» Problem to solve
Each entry below is to be transcribed exactly.

Extracted data entries:
>>>

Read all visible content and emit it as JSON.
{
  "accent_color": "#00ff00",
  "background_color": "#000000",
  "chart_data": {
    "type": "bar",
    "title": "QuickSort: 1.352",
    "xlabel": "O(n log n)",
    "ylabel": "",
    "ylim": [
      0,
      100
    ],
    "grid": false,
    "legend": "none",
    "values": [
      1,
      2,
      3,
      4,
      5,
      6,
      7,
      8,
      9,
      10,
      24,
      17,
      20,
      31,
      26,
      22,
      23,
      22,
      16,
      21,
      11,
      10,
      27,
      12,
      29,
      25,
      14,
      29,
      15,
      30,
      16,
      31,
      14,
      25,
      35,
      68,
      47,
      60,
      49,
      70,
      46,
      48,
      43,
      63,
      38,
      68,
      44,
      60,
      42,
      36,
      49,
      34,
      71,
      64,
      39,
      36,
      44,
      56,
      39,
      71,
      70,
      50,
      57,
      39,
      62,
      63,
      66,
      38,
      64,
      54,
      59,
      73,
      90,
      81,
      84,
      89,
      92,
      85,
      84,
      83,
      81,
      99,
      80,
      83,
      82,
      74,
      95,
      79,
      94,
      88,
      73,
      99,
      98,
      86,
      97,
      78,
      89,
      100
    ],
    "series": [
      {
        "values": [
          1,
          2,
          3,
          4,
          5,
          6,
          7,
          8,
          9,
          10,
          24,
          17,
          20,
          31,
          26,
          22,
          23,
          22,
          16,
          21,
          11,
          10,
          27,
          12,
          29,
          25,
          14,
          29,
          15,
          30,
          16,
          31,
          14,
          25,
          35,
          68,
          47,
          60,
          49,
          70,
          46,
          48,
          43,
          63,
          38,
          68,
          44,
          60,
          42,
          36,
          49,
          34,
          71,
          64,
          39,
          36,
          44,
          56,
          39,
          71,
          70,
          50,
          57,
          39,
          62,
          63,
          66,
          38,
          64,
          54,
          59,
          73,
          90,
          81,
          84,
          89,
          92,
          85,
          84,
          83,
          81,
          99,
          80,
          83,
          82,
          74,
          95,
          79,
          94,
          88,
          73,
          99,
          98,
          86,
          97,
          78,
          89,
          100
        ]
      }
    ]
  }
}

<<<

» Written reply
Read all visible content and emit it as JSON.
{
  "accent_color": "#00ff00",
  "background_color": "#000000",
  "chart_data": {
    "type": "bar",
    "title": "QuickSort: 1.352",
    "xlabel": "O(n log n)",
    "ylabel": "",
    "ylim": [
      0,
      100
    ],
    "grid": false,
    "legend": "none",
    "values": [
      1,
      2,
      3,
      4,
      5,
      6,
      7,
      8,
      9,
      10,
      24,
      17,
      20,
      31,
      26,
      22,
      23,
      22,
      16,
      21,
      11,
      10,
      27,
      12,
      29,
      25,
      14,
      29,
      15,
      30,
      16,
      31,
      14,
      25,
      35,
      68,
      47,
      60,
      49,
      70,
      46,
      48,
      43,
      63,
      38,
      68,
      44,
      60,
      42,
      36,
      49,
      34,
      71,
      64,
      39,
      36,
      44,
      56,
      39,
      71,
      70,
      50,
      57,
      39,
      62,
      63,
      66,
      38,
      64,
      54,
      59,
      73,
      90,
      81,
      84,
      89,
      92,
      85,
      84,
      83,
      81,
      99,
      80,
      83,
      82,
      74,
      95,
      79,
      94,
      88,
      73,
      99,
      98,
      86,
      97,
      78,
      89,
      100
    ],
    "series": [
      {
        "values": [
          1,
          2,
          3,
          4,
          5,
          6,
          7,
          8,
          9,
          10,
          24,
          17,
          20,
          31,
          26,
          22,
          23,
          22,
          16,
          21,
          11,
          10,
          27,
          12,
          29,
          25,
          14,
          29,
          15,
          30,
          16,
          31,
          14,
          25,
          35,
          68,
          47,
          60,
          49,
          70,
          46,
          48,
          43,
          63,
          38,
          68,
          44,
          60,
          42,
          36,
          49,
          34,
          71,
          64,
          39,
          36,
          44,
          56,
          39,
          71,
          70,
          50,
          57,
          39,
          62,
          63,
          66,
          38,
          64,
          54,
          59,
          73,
          90,
          81,
          84,
          89,
          92,
          85,
          84,
          83,
          81,
          99,
          80,
          83,
          82,
          74,
          95,
          79,
          94,
          88,
          73,
          99,
          98,
          86,
          97,
          78,
          89,
          100
        ]
      }
    ]
  }
}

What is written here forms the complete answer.